EXTRAIT DU DOCUMENT:
______

Pour précéder ce rouge d’une fiabilité à toute épreuve, on ne manquera pas les blancs - plus rares - de l’appellation. Ils ont le charme facile de la marsanne, que rehausse à l’occasion un zeste de roussanne. Dans L’Essentiel 2009 du Domaine des Hauts Châssis, la roussanne l’emporte néanmoins. Ce blanc flatteur exploite joliment la veine florale. Même élan fruité avec le Crozes blanc 2009 du Domaine Pradelle, dont on aime aussi beaucoup les rouges. La marsanne y reprend ses droits. Le vin est rond, bien en chair, et appelle un poisson de rivière, de préférence puissamment crémé.

 

Vieux carignans

A Tuchan, au cœur du terroir intérieur, le Château de Nouvelles est un peu le conservatoire du Fitou. Jean Daurat-Fort, très attaché aux méthodes traditionnelles, y poursuit avec persévérance l’œuvre de sa famille, démarrée au XIXe siècle. Sa Cuvée Saint-Martin 2006 célèbre le carignan (50 %), l’époux rêvé des terres brûlantes de cette haute Fitounie. Le velouté du grenache et de la syrah en atténuent la rugosité, et 12 mois de barriques civilisent le tout. Le vin est mûr, gourmand, équilibré. Carignan encore, en plus forte proportion (60 %), dans la Cuvée Gabrielle 2008. Elle provient d’une parcelle schisteuse de 1,96 ha, dont on a tiré à peine 50 hectolitres, et a connu le bois durant 18 mois. Notes torréfiées, bouche de velours, son élégance est incontestable.

Mais on aime surtout la Cuvée Vieilles Vignes 2006, carignan pour moitié, petits rendements à la clé. Les 36 mois de foudre ont assoupli sa charpente et sauvegardé sa fraîcheur. Capacité de garde ? Très grande. Le 1999 est d’une belle densité, avec la patine inimitable qu’apportent les vieux carignans. On se remémore alors les tuccitanes d’autrefois (bouteilles en forme d’amphore qu’utilisait le château), de vieux millésimes des années 70 et 80, remontés d’une cave amie en Cerdagne. L’altitude avait préservé leur longévité et, des flacons poussiéreux, s’écoulait un rubis toujours radieux, dont deux décennies n’avaient entamé ni la finesse, ni la puissance.

______

(Enregistrements d'annotation de mise en page)
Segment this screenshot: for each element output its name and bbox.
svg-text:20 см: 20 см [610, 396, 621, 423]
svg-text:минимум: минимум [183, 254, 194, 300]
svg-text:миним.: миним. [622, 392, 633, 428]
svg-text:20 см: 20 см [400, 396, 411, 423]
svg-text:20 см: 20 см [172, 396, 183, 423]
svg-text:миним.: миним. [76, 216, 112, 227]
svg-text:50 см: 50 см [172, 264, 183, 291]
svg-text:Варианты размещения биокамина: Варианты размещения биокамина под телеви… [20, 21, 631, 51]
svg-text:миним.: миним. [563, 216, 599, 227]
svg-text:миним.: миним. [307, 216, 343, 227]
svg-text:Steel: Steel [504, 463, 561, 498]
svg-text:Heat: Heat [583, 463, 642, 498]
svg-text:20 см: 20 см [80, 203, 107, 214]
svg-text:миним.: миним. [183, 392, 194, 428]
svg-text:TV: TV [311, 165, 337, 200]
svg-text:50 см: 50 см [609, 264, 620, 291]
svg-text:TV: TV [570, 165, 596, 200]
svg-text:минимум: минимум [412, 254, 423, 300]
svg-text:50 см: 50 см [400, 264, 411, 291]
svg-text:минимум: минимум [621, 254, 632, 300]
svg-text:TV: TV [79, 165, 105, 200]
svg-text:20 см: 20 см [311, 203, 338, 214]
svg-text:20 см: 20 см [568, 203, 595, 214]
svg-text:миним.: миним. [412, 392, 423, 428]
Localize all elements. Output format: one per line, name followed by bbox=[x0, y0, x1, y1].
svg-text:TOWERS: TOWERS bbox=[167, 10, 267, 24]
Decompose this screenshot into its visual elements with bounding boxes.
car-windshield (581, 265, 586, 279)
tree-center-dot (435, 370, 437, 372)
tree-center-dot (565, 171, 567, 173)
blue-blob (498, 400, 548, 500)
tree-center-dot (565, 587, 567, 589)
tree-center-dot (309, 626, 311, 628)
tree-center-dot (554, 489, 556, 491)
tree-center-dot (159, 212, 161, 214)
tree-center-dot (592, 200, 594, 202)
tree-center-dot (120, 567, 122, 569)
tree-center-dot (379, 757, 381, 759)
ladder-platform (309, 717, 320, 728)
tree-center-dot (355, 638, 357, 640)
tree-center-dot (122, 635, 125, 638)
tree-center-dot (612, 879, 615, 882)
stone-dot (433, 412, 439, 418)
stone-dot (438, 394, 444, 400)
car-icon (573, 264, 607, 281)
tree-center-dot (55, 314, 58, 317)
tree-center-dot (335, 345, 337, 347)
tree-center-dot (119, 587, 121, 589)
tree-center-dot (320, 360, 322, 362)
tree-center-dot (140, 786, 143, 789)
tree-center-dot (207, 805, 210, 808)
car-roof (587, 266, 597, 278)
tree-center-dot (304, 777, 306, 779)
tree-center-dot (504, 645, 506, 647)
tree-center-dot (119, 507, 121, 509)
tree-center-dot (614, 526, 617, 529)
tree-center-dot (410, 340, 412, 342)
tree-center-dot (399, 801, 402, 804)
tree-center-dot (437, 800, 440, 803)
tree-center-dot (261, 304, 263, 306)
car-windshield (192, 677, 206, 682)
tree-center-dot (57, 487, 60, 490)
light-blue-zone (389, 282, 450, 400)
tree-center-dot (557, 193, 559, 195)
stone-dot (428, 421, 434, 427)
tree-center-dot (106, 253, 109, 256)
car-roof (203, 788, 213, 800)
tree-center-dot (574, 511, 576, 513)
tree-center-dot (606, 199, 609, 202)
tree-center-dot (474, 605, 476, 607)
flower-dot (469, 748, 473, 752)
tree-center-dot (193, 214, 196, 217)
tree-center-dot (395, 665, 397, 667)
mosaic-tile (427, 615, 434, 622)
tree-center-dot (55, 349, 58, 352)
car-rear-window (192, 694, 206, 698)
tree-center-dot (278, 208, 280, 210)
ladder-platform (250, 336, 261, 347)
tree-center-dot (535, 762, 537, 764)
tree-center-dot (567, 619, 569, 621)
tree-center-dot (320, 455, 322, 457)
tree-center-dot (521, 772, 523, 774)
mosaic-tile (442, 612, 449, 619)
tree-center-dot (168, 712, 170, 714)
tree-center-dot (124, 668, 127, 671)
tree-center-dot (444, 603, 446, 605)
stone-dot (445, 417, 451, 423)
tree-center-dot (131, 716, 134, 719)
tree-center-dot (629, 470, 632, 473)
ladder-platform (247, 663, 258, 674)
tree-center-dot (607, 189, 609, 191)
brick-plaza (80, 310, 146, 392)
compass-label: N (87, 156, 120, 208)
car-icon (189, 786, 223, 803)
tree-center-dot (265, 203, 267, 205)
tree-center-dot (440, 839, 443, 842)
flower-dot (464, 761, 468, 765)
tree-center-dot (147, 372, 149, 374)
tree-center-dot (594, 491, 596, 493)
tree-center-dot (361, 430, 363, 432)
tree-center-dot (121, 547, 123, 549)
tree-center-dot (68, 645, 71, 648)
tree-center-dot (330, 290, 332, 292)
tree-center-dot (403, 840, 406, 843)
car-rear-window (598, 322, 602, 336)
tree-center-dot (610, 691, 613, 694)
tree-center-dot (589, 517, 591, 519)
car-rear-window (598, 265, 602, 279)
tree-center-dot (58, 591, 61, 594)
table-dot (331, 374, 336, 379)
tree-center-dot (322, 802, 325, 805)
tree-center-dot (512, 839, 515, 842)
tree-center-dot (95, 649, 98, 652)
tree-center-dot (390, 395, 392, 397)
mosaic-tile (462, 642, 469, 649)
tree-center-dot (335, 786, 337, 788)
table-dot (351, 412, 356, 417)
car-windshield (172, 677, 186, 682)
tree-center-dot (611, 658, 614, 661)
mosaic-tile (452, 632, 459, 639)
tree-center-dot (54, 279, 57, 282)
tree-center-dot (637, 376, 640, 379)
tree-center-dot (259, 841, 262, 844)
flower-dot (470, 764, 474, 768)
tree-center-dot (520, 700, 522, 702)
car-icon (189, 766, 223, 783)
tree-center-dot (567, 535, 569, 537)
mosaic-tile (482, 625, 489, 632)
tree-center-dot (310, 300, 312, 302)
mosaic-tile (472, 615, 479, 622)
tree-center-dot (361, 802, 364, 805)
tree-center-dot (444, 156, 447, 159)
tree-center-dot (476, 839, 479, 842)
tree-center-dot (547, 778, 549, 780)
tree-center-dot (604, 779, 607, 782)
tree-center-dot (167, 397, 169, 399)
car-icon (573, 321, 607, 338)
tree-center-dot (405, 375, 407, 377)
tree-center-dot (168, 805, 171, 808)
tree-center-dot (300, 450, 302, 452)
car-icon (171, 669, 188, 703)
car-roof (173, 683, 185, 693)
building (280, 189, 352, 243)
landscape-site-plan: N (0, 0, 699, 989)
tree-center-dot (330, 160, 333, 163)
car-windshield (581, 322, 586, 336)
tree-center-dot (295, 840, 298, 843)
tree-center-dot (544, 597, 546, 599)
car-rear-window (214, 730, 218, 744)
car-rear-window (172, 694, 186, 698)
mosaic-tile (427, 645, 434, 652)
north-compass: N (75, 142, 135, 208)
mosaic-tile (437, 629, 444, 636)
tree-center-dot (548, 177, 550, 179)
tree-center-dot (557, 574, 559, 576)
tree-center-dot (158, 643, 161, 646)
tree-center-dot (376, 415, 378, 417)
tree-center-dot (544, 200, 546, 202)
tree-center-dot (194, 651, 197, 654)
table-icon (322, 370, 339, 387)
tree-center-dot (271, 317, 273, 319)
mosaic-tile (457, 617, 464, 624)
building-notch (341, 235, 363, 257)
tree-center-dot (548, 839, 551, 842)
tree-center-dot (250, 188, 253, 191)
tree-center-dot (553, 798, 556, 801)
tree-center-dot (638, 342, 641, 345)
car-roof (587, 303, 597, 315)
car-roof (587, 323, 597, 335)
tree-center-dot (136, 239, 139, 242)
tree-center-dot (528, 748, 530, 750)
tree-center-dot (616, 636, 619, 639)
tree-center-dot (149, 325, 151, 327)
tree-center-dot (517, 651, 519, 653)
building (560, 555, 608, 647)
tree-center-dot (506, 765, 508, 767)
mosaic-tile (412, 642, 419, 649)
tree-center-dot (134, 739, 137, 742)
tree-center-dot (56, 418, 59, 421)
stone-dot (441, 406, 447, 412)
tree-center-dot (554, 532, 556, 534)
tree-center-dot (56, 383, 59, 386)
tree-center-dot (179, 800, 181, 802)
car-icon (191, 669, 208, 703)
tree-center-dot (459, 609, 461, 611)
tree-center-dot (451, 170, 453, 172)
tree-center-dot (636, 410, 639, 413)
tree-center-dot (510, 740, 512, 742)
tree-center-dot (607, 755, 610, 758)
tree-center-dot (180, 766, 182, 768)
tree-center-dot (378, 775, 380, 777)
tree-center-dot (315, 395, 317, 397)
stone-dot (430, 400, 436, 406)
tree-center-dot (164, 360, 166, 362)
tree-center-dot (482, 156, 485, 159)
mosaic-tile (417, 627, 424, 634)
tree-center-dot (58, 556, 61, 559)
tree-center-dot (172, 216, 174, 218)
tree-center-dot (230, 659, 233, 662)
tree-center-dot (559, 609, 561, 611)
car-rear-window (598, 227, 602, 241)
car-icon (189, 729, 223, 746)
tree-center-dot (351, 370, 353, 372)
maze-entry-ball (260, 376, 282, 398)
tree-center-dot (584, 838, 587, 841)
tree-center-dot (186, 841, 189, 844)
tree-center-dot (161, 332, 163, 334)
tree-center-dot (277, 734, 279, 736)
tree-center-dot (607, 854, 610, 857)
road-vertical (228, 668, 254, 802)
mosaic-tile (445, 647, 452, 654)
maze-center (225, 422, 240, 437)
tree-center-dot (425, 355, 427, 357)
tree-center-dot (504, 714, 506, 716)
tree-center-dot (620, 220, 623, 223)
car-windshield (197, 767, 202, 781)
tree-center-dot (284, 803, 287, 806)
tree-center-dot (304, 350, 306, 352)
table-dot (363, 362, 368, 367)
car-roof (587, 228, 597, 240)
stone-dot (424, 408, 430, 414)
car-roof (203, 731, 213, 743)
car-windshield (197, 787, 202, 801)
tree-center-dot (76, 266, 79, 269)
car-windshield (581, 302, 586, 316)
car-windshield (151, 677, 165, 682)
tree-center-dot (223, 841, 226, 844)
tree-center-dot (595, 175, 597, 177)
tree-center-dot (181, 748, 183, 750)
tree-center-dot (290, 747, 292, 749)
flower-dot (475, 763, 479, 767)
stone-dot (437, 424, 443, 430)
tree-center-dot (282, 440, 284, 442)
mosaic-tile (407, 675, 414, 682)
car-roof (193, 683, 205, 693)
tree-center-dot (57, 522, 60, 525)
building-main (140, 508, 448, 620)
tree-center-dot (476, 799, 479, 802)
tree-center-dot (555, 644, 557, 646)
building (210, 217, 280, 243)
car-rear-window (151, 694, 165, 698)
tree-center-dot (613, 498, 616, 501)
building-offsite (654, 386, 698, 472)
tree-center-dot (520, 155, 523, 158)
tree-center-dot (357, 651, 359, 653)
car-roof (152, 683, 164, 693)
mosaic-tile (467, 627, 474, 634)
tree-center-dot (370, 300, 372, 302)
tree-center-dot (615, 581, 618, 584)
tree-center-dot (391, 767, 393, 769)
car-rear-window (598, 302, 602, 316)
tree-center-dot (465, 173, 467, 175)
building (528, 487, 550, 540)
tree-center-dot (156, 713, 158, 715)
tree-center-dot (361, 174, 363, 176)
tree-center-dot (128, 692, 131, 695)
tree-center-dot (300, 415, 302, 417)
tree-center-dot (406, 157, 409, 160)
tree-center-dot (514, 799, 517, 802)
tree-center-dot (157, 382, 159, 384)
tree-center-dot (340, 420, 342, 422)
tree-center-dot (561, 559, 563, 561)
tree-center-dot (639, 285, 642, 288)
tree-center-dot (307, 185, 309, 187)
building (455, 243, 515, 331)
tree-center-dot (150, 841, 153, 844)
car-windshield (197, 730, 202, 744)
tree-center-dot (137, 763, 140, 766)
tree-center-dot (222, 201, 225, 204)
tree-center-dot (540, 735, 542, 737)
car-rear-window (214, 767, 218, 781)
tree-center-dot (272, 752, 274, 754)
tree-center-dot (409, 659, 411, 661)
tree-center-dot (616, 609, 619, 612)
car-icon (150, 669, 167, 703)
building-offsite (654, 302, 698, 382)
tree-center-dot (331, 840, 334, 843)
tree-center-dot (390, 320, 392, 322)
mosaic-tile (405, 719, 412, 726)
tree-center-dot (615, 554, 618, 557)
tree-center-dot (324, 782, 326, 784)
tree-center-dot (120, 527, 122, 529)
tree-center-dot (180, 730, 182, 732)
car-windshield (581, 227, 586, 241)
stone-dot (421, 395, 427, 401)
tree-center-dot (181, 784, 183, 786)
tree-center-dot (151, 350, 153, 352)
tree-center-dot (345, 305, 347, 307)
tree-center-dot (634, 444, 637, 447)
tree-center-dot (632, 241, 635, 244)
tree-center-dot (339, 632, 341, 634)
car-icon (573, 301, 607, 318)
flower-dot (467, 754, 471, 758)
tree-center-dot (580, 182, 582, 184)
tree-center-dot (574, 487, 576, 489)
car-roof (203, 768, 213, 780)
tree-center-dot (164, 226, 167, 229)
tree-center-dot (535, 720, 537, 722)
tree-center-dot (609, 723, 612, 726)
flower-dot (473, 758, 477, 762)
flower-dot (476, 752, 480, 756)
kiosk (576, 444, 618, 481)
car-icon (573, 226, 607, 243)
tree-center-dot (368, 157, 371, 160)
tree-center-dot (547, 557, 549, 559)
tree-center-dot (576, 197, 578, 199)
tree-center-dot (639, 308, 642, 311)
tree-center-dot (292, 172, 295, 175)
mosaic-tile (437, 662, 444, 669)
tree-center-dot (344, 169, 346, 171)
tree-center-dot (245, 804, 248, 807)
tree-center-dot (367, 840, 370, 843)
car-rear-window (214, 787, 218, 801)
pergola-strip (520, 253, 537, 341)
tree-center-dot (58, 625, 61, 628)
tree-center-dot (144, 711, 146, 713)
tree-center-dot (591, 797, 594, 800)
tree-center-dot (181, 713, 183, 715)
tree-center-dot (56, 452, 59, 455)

______

TRAVAIL À FAIRE:
1. Relevez tous les cépages nommés dans l'extrait.
2. Recopiez fidèlement l'extrait depuis « A Tuchan, au » jusqu'à « élégance est incontestable. ».
Vous n'aurez pas besoin des lignes pour ce travail.

RÉPONSES PAR CONSIGNE:
1. marsanne, roussanne, carignan, grenache, syrah

2.
A Tuchan, au cœur du terroir intérieur, le Château de Nouvelles est un peu le conservatoire du Fitou. Jean Daurat-Fort, très attaché aux méthodes traditionnelles, y poursuit avec persévérance l’œuvre de sa famille, démarrée au XIXe siècle. Sa Cuvée Saint-Martin 2006 célèbre le carignan (50 %), l’époux rêvé des terres brûlantes de cette haute Fitounie. Le velouté du grenache et de la syrah en atténuent la rugosité, et 12 mois de barriques civilisent le tout. Le vin est mûr, gourmand, équilibré. Carignan encore, en plus forte proportion (60 %), dans la Cuvée Gabrielle 2008. Elle provient d’une parcelle schisteuse de 1,96 ha, dont on a tiré à peine 50 hectolitres, et a connu le bois durant 18 mois. Notes torréfiées, bouche de velours, son élégance est incontestable.